**Aim**
Omit every picture while repeating the entries exactly.

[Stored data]
>> start
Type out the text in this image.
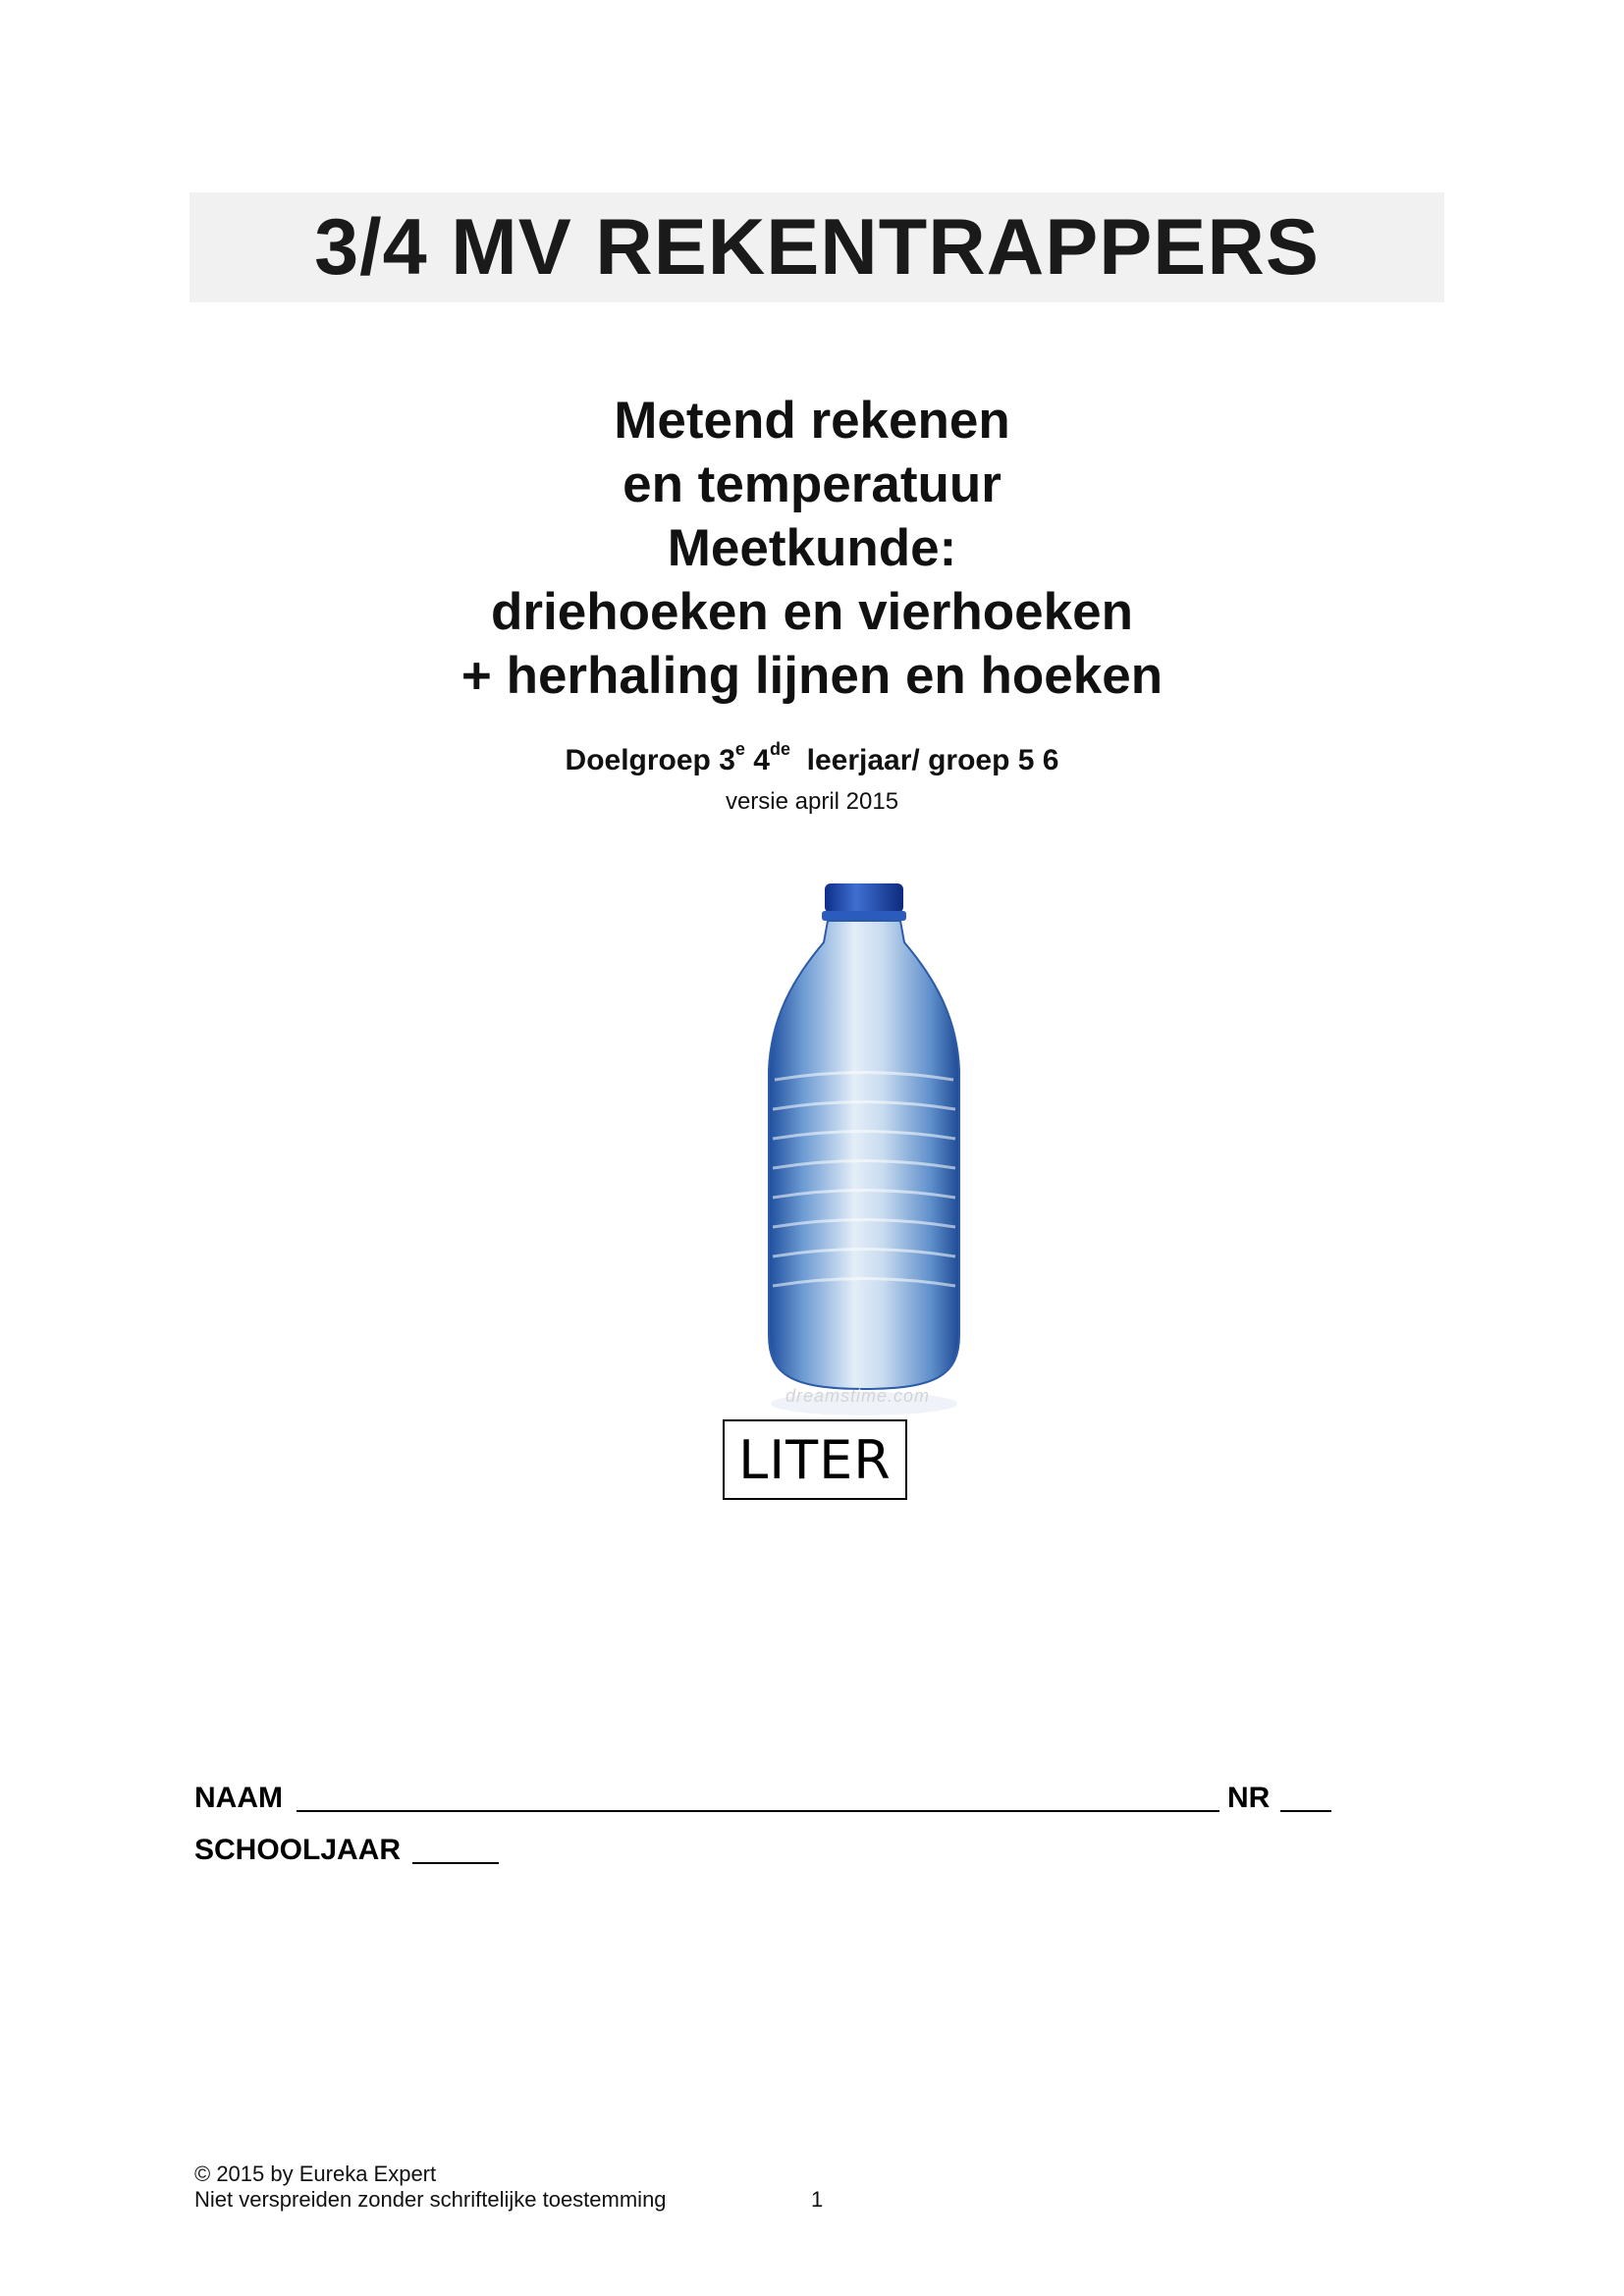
3/4 MV REKENTRAPPERS
Metend rekenen
en temperatuur
Meetkunde:
driehoeken en vierhoeken
+ herhaling lijnen en hoeken
Doelgroep 3e 4de leerjaar/ groep 5 6
versie april 2015
dreamstime.com
LITER
NAAM	NR
SCHOOLJAAR
© 2015 by Eureka Expert
Niet verspreiden zonder schriftelijke toestemming	1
>> end
**Expected answer**
Type out the text in this image.
3/4 MV REKENTRAPPERS
Metend rekenen
en temperatuur
Meetkunde:
driehoeken en vierhoeken
+ herhaling lijnen en hoeken
Doelgroep 3e 4de leerjaar/ groep 5 6
versie april 2015
dreamstime.com
LITER
NAAM	NR
SCHOOLJAAR
© 2015 by Eureka Expert
Niet verspreiden zonder schriftelijke toestemming	1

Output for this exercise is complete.